### TRECHO SELECIONADO

Inquietações Primaveris
A adolescência é a fase mais difícil e perigosa da vida, mas
também a mais bela. Tudo é esperança e sonho, mesmo para os espíritos mais
práticos. Mas existem as adolescências desastradas, carregadas de provas
esmagadoras. É nessa fase – entre os 13 e 14 anos até aos 18 ou 20 –, que o
jovem toma consciência de suas novas responsabilidades, em sua nova residência na Terra, para lembrarmos o
título de um dos mais belos livros de poemas de Pablo Neruda. Nesse período as
lições e os exemplos da infância amadurecem lentamente e precisam, mais do que
nunca, ser acrescidos de novos e vigorosos estímulos. Porque, nessa primavera
da vida avivam-se o perfume das flores, o cheiro estonteante do pólen e as
condições de vagas lembranças do passado. O adolescente sente-se atraído por sectores
diversos de actividades e arrastado para comportamentos anteriores quase sempre
perigosos. Ele se mostra rebelde, insatisfeito, opõe-se aos pais e pretende corrigi-los.
Torna-se crítico, irónico, não raro zombeteiro, pretensioso, acreditando saber
mais do que os outros, especialmente do que os mais velhos. É o momento da
reelaboração da experiência das gerações anteriores, bem acentuado na obra de
Dewey. Ele tem razão e sabe que a tem, mas não sabe como definir, expor e orientar
o seu pensamento ainda informe e já ansioso por externar-se e impor-se ao
mundo. Não se pode contrariá-lo frontalmente nem aprová-lo sem restrições. Qualquer
dessas atitudes poderá mesmo exasperá-lo. Deve-se tratá-lo com cuidado,
evitando excessos, e dar-lhe exemplos positivos sem alarde, sem propaganda.
Ele, só ele é quem deve perceber o que se faz de bom ou de mau em seu redor.
Estímulos bons e tentações perigosas perturbam a sua alegria, pequenas decepções lhe parecem definitivas. É nessa fase que se pode perceber, mais ou
menos, quais os tipos de experiências por que ele passou na última encarnação.
Essa percepção oferece indicações importantes para a orientação do processo
educativo, desde que consideradas com cautela e confrontadas com outras
manifestações que as corroborem. De qualquer maneira, não se deve dar ciência
dessas observações ao jovem. Elas servem apenas para os pais e os familiares
integrados no trabalho de orientação. Comunicações de entidades sérias e
suficientemente conhecidas poderão também auxiliar.

(Entradas do conjunto de dados de layout)

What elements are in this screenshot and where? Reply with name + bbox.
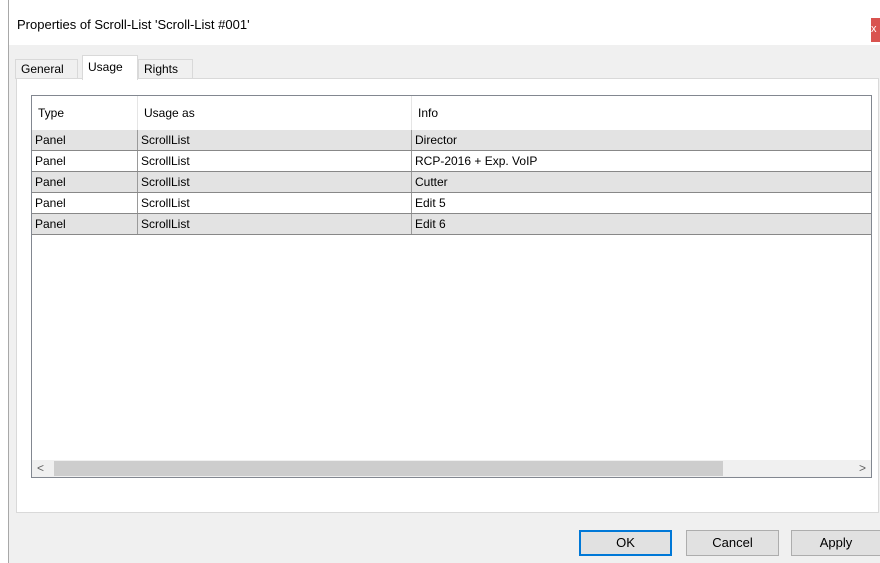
table-row[interactable]: Panel ScrollList Cutter (32, 172, 871, 193)
cell-info: Edit 5 (415, 196, 446, 210)
cell-usage-as: ScrollList (138, 130, 412, 150)
close-icon: x (871, 23, 877, 35)
ok-button[interactable]: OK (579, 530, 672, 556)
usage-list[interactable]: Type Usage as Info Panel ScrollList Dire… (31, 95, 872, 478)
column-header-usage-as[interactable]: Usage as (138, 96, 412, 130)
table-row[interactable]: Panel ScrollList Director (32, 130, 871, 151)
cell-type: Panel (32, 172, 138, 192)
cell-usage-as: ScrollList (138, 172, 412, 192)
horizontal-scrollbar[interactable]: < > (32, 460, 871, 477)
cell-info: RCP-2016 + Exp. VoIP (415, 154, 538, 168)
chevron-right-icon[interactable]: > (854, 460, 871, 477)
title-bar[interactable]: Properties of Scroll-List 'Scroll-List #… (9, 0, 880, 45)
tab-usage[interactable]: Usage (82, 55, 138, 80)
column-header-type[interactable]: Type (32, 96, 138, 130)
table-row[interactable]: Panel ScrollList RCP-2016 + Exp. VoIP (32, 151, 871, 172)
tab-rights[interactable]: Rights (138, 59, 193, 79)
cell-usage-as: ScrollList (138, 151, 412, 171)
scrollbar-thumb[interactable] (54, 461, 723, 476)
cell-type: Panel (32, 130, 138, 150)
table-row[interactable]: Panel ScrollList Edit 5 (32, 193, 871, 214)
cell-usage-as: ScrollList (138, 193, 412, 213)
cell-type: Panel (32, 151, 138, 171)
cell-usage-as: ScrollList (138, 214, 412, 234)
cell-info: Director (415, 133, 458, 147)
window-title: Properties of Scroll-List 'Scroll-List #… (17, 17, 250, 32)
table-row[interactable]: Panel ScrollList Edit 6 (32, 214, 871, 235)
cell-info: Cutter (415, 175, 448, 189)
cell-type: Panel (32, 193, 138, 213)
list-header: Type Usage as Info (32, 96, 871, 131)
properties-dialog: Properties of Scroll-List 'Scroll-List #… (8, 0, 880, 563)
tab-general[interactable]: General (15, 59, 78, 79)
chevron-left-icon[interactable]: < (32, 460, 49, 477)
apply-button[interactable]: Apply (791, 530, 880, 556)
column-header-info[interactable]: Info (412, 96, 871, 130)
cancel-button[interactable]: Cancel (686, 530, 779, 556)
cell-type: Panel (32, 214, 138, 234)
close-button[interactable]: x (871, 18, 880, 42)
cell-info: Edit 6 (415, 217, 446, 231)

### DETALHES DO PROBLEMA
Extraia, sem nenhuma alteração, a passagem do texto sobre a adolescência que se inicia com as palavras "Estímulos bons e" e vai até "poderão também auxiliar.".

### RESPOSTA CORRETA
Estímulos bons e tentações perigosas perturbam a sua alegria, pequenas decepções lhe parecem definitivas. É nessa fase que se pode perceber, mais ou
menos, quais os tipos de experiências por que ele passou na última encarnação.
Essa percepção oferece indicações importantes para a orientação do processo
educativo, desde que consideradas com cautela e confrontadas com outras
manifestações que as corroborem. De qualquer maneira, não se deve dar ciência
dessas observações ao jovem. Elas servem apenas para os pais e os familiares
integrados no trabalho de orientação. Comunicações de entidades sérias e
suficientemente conhecidas poderão também auxiliar.